• _EXERCISE REQUIREMENTS_
Make an exact copy of the entries below with the pictures removed.

——————————

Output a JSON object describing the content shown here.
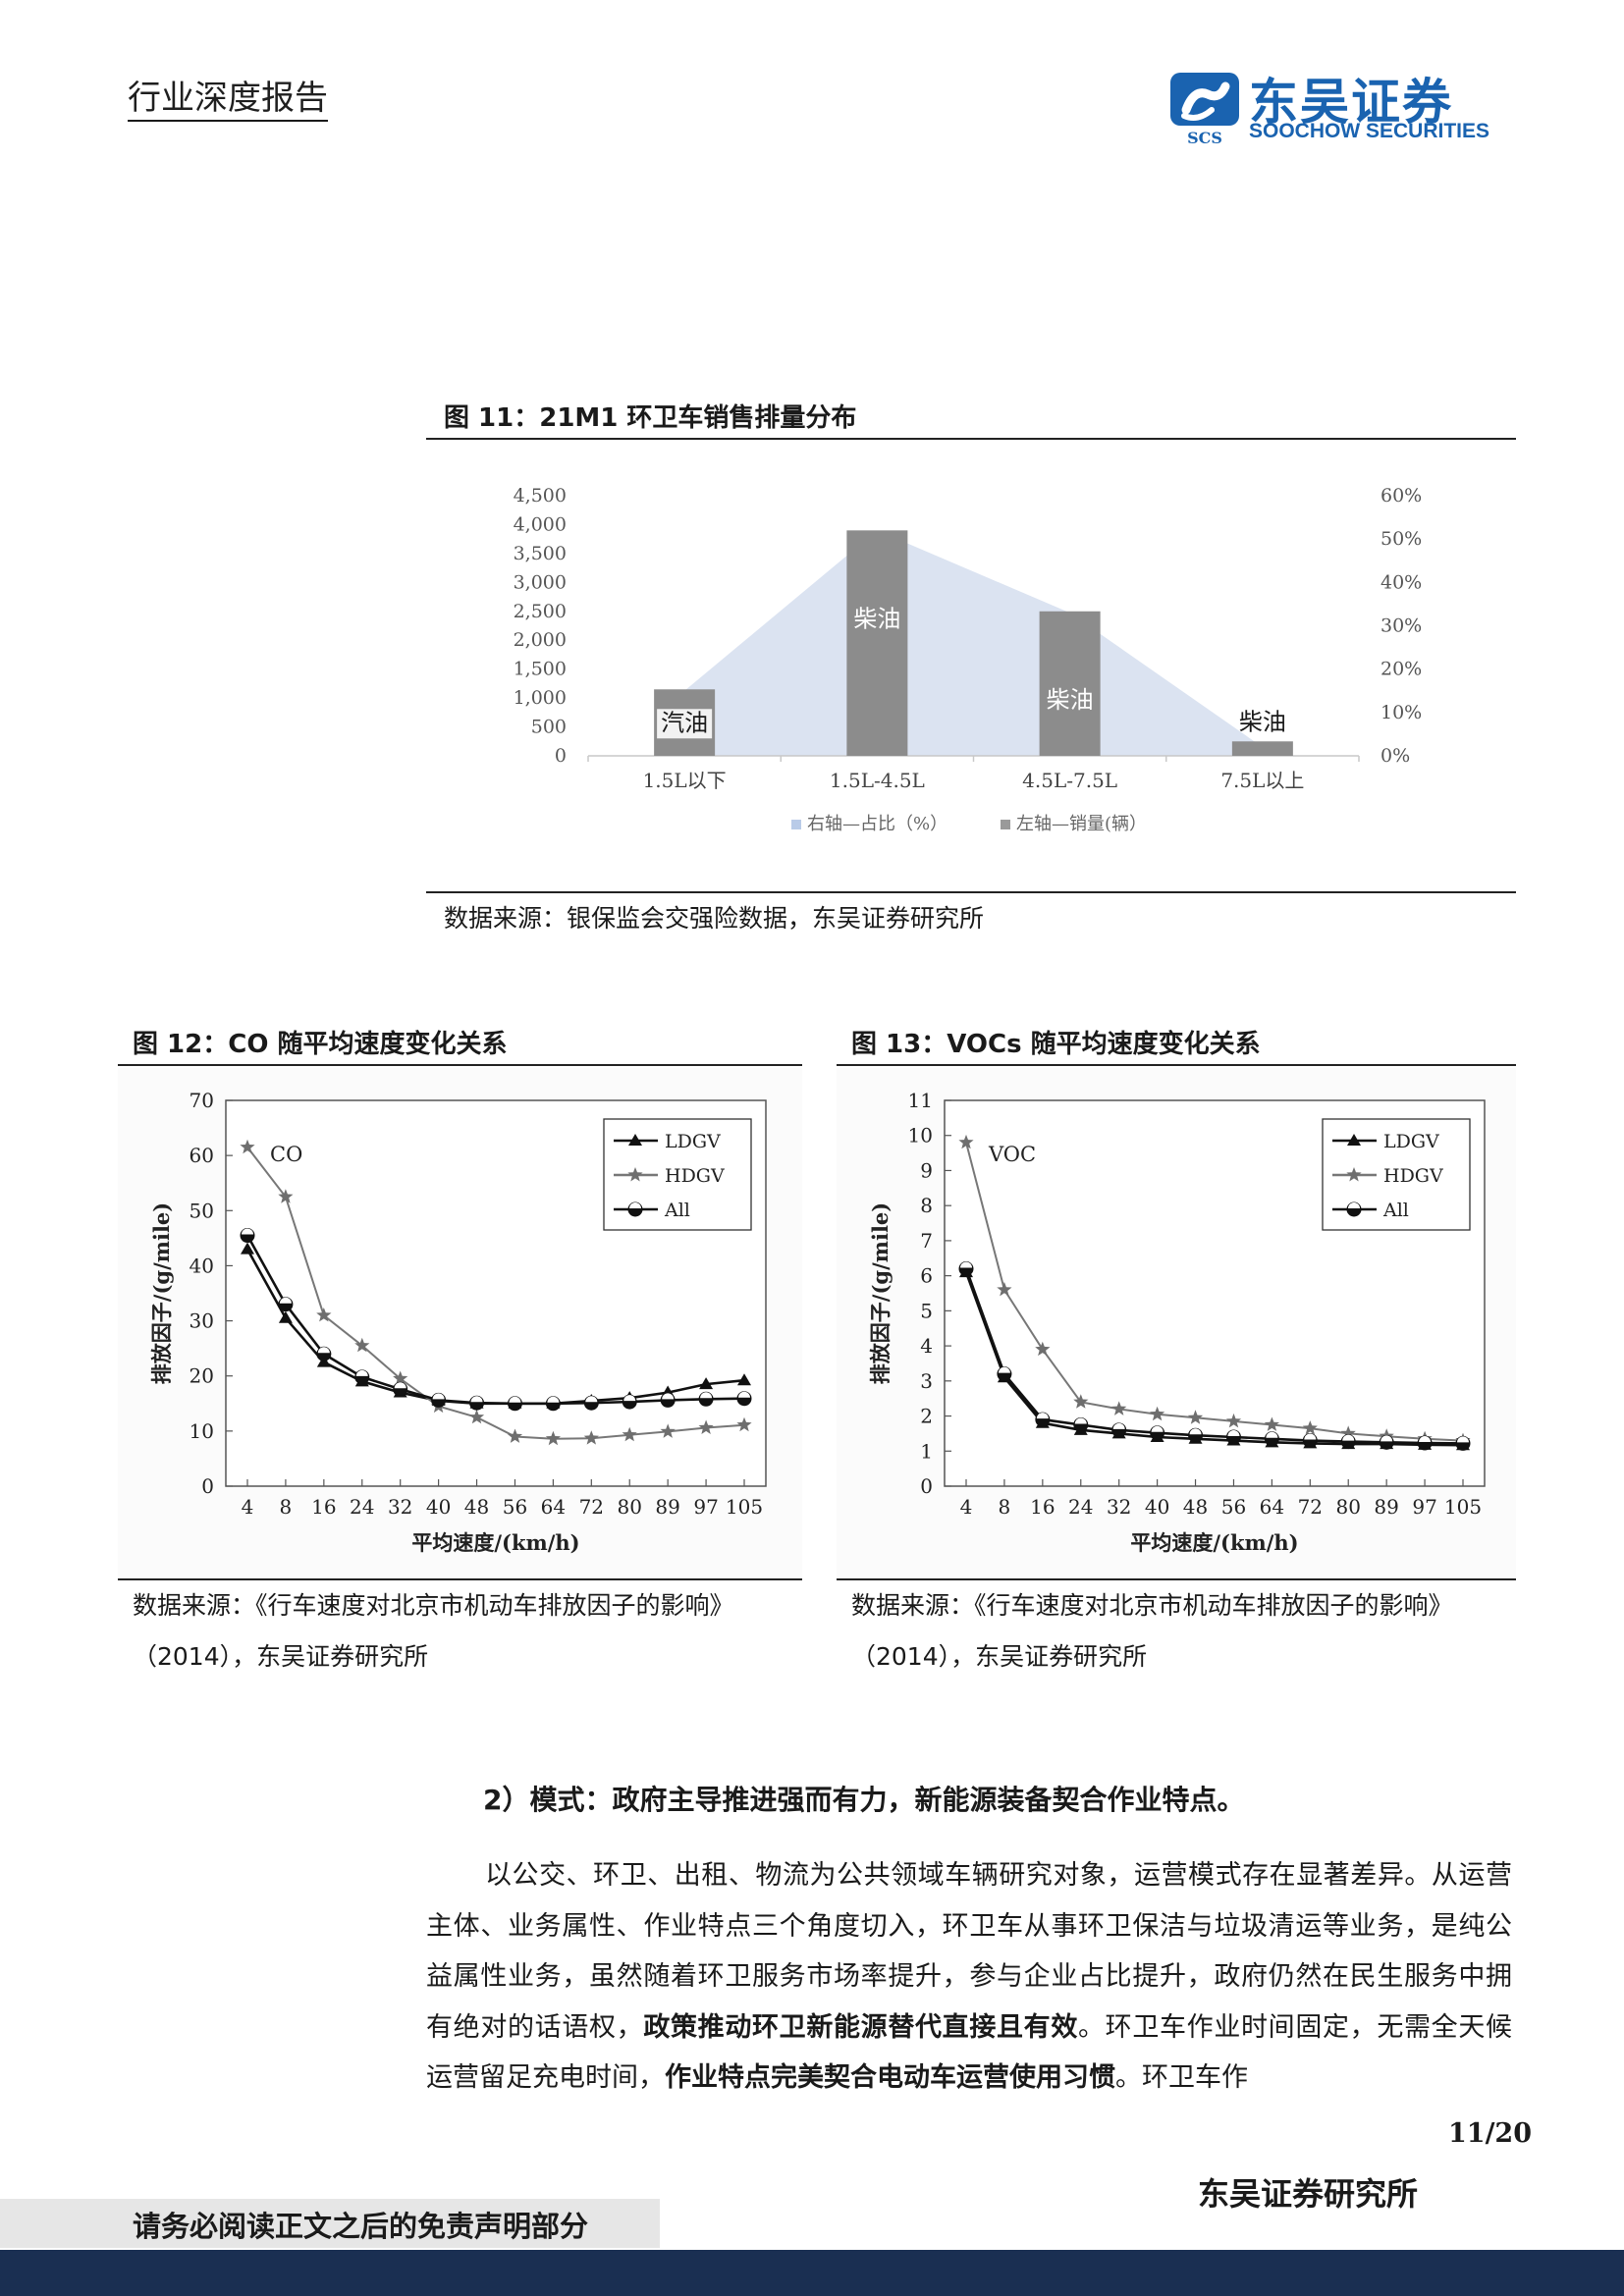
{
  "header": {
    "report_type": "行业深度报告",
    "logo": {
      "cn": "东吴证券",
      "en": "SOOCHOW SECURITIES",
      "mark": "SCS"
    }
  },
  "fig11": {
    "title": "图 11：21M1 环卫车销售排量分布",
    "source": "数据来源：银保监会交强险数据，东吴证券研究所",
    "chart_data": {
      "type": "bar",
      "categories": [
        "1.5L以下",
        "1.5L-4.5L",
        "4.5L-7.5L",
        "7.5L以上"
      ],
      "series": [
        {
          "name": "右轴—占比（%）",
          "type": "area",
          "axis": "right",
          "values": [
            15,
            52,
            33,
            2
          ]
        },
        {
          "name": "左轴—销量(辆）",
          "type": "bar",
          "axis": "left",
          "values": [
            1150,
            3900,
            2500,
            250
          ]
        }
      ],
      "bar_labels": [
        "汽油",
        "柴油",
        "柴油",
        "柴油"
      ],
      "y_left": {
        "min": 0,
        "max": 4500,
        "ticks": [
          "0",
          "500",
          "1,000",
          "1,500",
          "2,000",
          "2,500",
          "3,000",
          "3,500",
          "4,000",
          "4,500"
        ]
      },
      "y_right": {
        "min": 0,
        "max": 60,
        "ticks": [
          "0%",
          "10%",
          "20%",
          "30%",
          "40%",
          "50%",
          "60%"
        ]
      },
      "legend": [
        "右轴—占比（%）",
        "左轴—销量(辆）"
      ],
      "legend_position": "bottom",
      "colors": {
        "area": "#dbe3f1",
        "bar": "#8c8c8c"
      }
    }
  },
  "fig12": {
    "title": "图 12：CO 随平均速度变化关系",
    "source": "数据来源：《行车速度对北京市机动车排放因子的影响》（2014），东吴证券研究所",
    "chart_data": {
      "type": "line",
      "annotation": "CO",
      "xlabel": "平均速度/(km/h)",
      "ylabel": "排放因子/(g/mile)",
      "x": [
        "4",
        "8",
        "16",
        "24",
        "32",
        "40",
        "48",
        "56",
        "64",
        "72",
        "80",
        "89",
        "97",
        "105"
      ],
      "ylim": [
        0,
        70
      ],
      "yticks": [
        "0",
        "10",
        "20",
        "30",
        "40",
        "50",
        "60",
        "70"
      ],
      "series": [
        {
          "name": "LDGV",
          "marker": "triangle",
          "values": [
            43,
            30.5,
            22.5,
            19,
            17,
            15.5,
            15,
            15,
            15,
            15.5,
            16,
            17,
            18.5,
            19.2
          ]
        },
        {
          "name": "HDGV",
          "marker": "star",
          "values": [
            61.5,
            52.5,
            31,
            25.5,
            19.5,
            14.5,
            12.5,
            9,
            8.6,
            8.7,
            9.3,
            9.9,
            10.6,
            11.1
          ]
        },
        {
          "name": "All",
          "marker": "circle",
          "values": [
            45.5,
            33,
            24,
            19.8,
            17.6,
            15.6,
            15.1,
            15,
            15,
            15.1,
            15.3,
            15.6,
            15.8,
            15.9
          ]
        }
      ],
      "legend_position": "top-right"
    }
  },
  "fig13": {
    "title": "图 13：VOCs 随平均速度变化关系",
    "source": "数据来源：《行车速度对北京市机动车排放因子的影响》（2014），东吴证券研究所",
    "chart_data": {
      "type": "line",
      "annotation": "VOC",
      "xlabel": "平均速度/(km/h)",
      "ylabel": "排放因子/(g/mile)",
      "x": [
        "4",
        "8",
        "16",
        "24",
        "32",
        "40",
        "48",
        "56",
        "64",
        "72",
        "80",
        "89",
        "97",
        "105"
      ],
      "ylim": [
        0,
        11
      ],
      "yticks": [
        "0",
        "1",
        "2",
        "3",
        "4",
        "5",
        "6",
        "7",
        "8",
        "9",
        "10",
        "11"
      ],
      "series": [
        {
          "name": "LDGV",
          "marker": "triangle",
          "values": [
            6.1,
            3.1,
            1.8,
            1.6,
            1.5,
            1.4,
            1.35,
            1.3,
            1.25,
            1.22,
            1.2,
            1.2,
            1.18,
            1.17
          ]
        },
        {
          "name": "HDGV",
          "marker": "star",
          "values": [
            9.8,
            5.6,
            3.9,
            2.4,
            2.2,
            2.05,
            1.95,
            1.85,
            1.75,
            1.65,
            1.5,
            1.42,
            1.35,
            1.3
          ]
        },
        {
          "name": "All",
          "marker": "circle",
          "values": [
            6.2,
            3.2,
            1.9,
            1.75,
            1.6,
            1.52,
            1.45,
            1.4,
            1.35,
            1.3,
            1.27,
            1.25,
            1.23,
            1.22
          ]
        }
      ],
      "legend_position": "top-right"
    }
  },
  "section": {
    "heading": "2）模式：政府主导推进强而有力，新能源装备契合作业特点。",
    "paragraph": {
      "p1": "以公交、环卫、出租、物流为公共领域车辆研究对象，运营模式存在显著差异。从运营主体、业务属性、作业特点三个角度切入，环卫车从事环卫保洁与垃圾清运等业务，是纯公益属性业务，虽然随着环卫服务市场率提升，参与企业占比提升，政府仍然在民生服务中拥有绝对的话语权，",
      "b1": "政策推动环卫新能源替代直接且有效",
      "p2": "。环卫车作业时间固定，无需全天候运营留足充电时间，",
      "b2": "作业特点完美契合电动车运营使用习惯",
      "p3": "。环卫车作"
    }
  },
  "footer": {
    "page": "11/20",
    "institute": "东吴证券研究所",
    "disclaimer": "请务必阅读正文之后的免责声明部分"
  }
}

——————————

• _SOLUTION FOR THIS EXERCISE_
Output a JSON object describing the content shown here.
{
  "header": {
    "report_type": "行业深度报告",
    "logo": {
      "cn": "东吴证券",
      "en": "SOOCHOW SECURITIES",
      "mark": "SCS"
    }
  },
  "fig11": {
    "title": "图 11：21M1 环卫车销售排量分布",
    "source": "数据来源：银保监会交强险数据，东吴证券研究所",
    "chart_data": {
      "type": "bar",
      "categories": [
        "1.5L以下",
        "1.5L-4.5L",
        "4.5L-7.5L",
        "7.5L以上"
      ],
      "series": [
        {
          "name": "右轴—占比（%）",
          "type": "area",
          "axis": "right",
          "values": [
            15,
            52,
            33,
            2
          ]
        },
        {
          "name": "左轴—销量(辆）",
          "type": "bar",
          "axis": "left",
          "values": [
            1150,
            3900,
            2500,
            250
          ]
        }
      ],
      "bar_labels": [
        "汽油",
        "柴油",
        "柴油",
        "柴油"
      ],
      "y_left": {
        "min": 0,
        "max": 4500,
        "ticks": [
          "0",
          "500",
          "1,000",
          "1,500",
          "2,000",
          "2,500",
          "3,000",
          "3,500",
          "4,000",
          "4,500"
        ]
      },
      "y_right": {
        "min": 0,
        "max": 60,
        "ticks": [
          "0%",
          "10%",
          "20%",
          "30%",
          "40%",
          "50%",
          "60%"
        ]
      },
      "legend": [
        "右轴—占比（%）",
        "左轴—销量(辆）"
      ],
      "legend_position": "bottom",
      "colors": {
        "area": "#dbe3f1",
        "bar": "#8c8c8c"
      }
    }
  },
  "fig12": {
    "title": "图 12：CO 随平均速度变化关系",
    "source": "数据来源：《行车速度对北京市机动车排放因子的影响》（2014），东吴证券研究所",
    "chart_data": {
      "type": "line",
      "annotation": "CO",
      "xlabel": "平均速度/(km/h)",
      "ylabel": "排放因子/(g/mile)",
      "x": [
        "4",
        "8",
        "16",
        "24",
        "32",
        "40",
        "48",
        "56",
        "64",
        "72",
        "80",
        "89",
        "97",
        "105"
      ],
      "ylim": [
        0,
        70
      ],
      "yticks": [
        "0",
        "10",
        "20",
        "30",
        "40",
        "50",
        "60",
        "70"
      ],
      "series": [
        {
          "name": "LDGV",
          "marker": "triangle",
          "values": [
            43,
            30.5,
            22.5,
            19,
            17,
            15.5,
            15,
            15,
            15,
            15.5,
            16,
            17,
            18.5,
            19.2
          ]
        },
        {
          "name": "HDGV",
          "marker": "star",
          "values": [
            61.5,
            52.5,
            31,
            25.5,
            19.5,
            14.5,
            12.5,
            9,
            8.6,
            8.7,
            9.3,
            9.9,
            10.6,
            11.1
          ]
        },
        {
          "name": "All",
          "marker": "circle",
          "values": [
            45.5,
            33,
            24,
            19.8,
            17.6,
            15.6,
            15.1,
            15,
            15,
            15.1,
            15.3,
            15.6,
            15.8,
            15.9
          ]
        }
      ],
      "legend_position": "top-right"
    }
  },
  "fig13": {
    "title": "图 13：VOCs 随平均速度变化关系",
    "source": "数据来源：《行车速度对北京市机动车排放因子的影响》（2014），东吴证券研究所",
    "chart_data": {
      "type": "line",
      "annotation": "VOC",
      "xlabel": "平均速度/(km/h)",
      "ylabel": "排放因子/(g/mile)",
      "x": [
        "4",
        "8",
        "16",
        "24",
        "32",
        "40",
        "48",
        "56",
        "64",
        "72",
        "80",
        "89",
        "97",
        "105"
      ],
      "ylim": [
        0,
        11
      ],
      "yticks": [
        "0",
        "1",
        "2",
        "3",
        "4",
        "5",
        "6",
        "7",
        "8",
        "9",
        "10",
        "11"
      ],
      "series": [
        {
          "name": "LDGV",
          "marker": "triangle",
          "values": [
            6.1,
            3.1,
            1.8,
            1.6,
            1.5,
            1.4,
            1.35,
            1.3,
            1.25,
            1.22,
            1.2,
            1.2,
            1.18,
            1.17
          ]
        },
        {
          "name": "HDGV",
          "marker": "star",
          "values": [
            9.8,
            5.6,
            3.9,
            2.4,
            2.2,
            2.05,
            1.95,
            1.85,
            1.75,
            1.65,
            1.5,
            1.42,
            1.35,
            1.3
          ]
        },
        {
          "name": "All",
          "marker": "circle",
          "values": [
            6.2,
            3.2,
            1.9,
            1.75,
            1.6,
            1.52,
            1.45,
            1.4,
            1.35,
            1.3,
            1.27,
            1.25,
            1.23,
            1.22
          ]
        }
      ],
      "legend_position": "top-right"
    }
  },
  "section": {
    "heading": "2）模式：政府主导推进强而有力，新能源装备契合作业特点。",
    "paragraph": {
      "p1": "以公交、环卫、出租、物流为公共领域车辆研究对象，运营模式存在显著差异。从运营主体、业务属性、作业特点三个角度切入，环卫车从事环卫保洁与垃圾清运等业务，是纯公益属性业务，虽然随着环卫服务市场率提升，参与企业占比提升，政府仍然在民生服务中拥有绝对的话语权，",
      "b1": "政策推动环卫新能源替代直接且有效",
      "p2": "。环卫车作业时间固定，无需全天候运营留足充电时间，",
      "b2": "作业特点完美契合电动车运营使用习惯",
      "p3": "。环卫车作"
    }
  },
  "footer": {
    "page": "11/20",
    "institute": "东吴证券研究所",
    "disclaimer": "请务必阅读正文之后的免责声明部分"
  }
}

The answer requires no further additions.